_Task directions_: Exclude the pictures and reproduce the remaining data exactly as written.

Begin The data

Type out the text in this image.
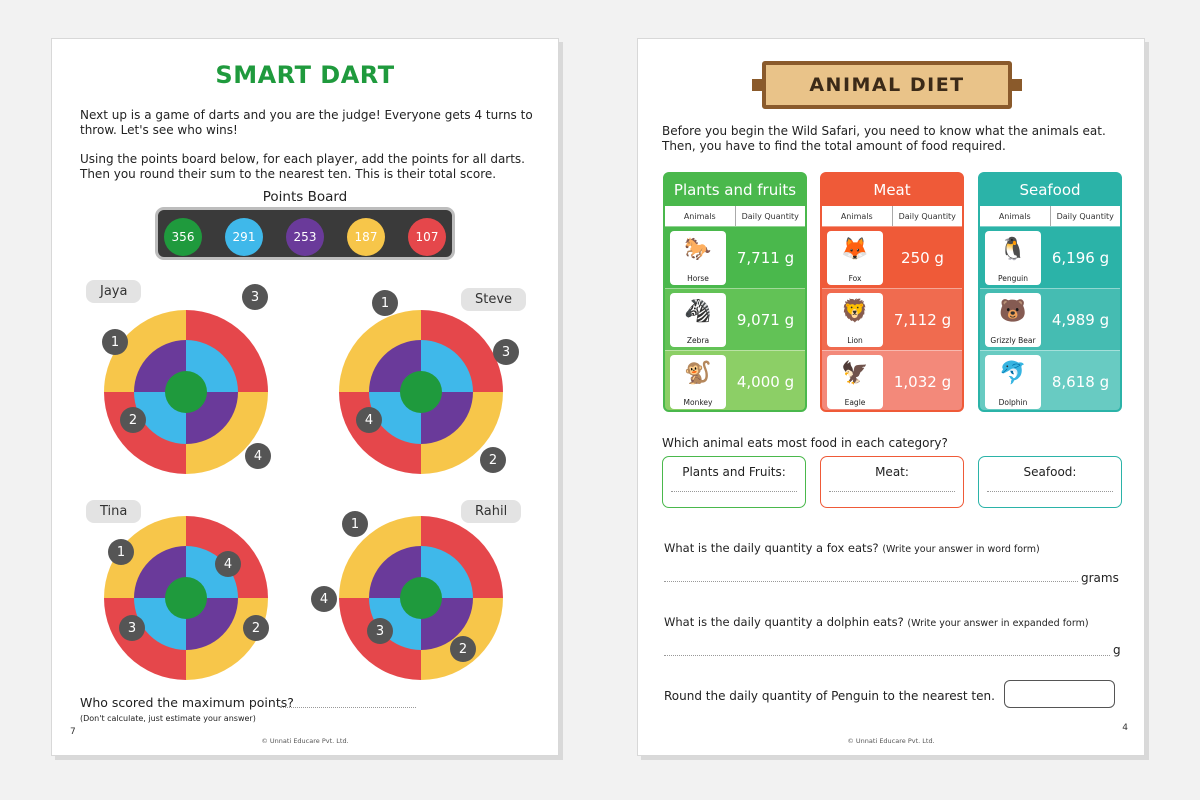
SMART DART
Next up is a game of darts and you are the judge! Everyone gets 4 turns to throw. Let's see who wins!
Using the points board below, for each player, add the points for all darts. Then you round their sum to the nearest ten. This is their total score.
Points Board
356	291	253	187	107
Jaya
Steve
Tina	Rahil
1
3
2
4
1
3
4
2
1
4
3	2
1
4
3
2
Who scored the maximum points?
(Don't calculate, just estimate your answer)
7
© Unnati Educare Pvt. Ltd.
ANIMAL DIET
Before you begin the Wild Safari, you need to know what the animals eat. Then, you have to find the total amount of food required.
Plants and fruits
Animals	Daily Quantity
🐎
Horse
7,711 g
🦓
Zebra
9,071 g
🐒
Monkey
4,000 g
Meat
Animals	Daily Quantity
🦊
Fox
250 g
🦁
Lion
7,112 g
🦅
Eagle
1,032 g
Seafood
Animals	Daily Quantity
🐧
Penguin
6,196 g
🐻
Grizzly Bear
4,989 g
🐬
Dolphin
8,618 g
Which animal eats most food in each category?
Plants and Fruits:	Meat:	Seafood:
What is the daily quantity a fox eats? (Write your answer in word form)
grams
What is the daily quantity a dolphin eats? (Write your answer in expanded form)
g
Round the daily quantity of Penguin to the nearest ten.
4
© Unnati Educare Pvt. Ltd.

End The data

_Exercise answer_:
Type out the text in this image.
SMART DART
Next up is a game of darts and you are the judge! Everyone gets 4 turns to throw. Let's see who wins!
Using the points board below, for each player, add the points for all darts. Then you round their sum to the nearest ten. This is their total score.
Points Board
356	291	253	187	107
Jaya
Steve
Tina	Rahil
1
3
2
4
1
3
4
2
1
4
3	2
1
4
3
2
Who scored the maximum points?
(Don't calculate, just estimate your answer)
7
© Unnati Educare Pvt. Ltd.
ANIMAL DIET
Before you begin the Wild Safari, you need to know what the animals eat. Then, you have to find the total amount of food required.
Plants and fruits
Animals	Daily Quantity
🐎
Horse
7,711 g
🦓
Zebra
9,071 g
🐒
Monkey
4,000 g
Meat
Animals	Daily Quantity
🦊
Fox
250 g
🦁
Lion
7,112 g
🦅
Eagle
1,032 g
Seafood
Animals	Daily Quantity
🐧
Penguin
6,196 g
🐻
Grizzly Bear
4,989 g
🐬
Dolphin
8,618 g
Which animal eats most food in each category?
Plants and Fruits:	Meat:	Seafood:
What is the daily quantity a fox eats? (Write your answer in word form)
grams
What is the daily quantity a dolphin eats? (Write your answer in expanded form)
g
Round the daily quantity of Penguin to the nearest ten.
4
© Unnati Educare Pvt. Ltd.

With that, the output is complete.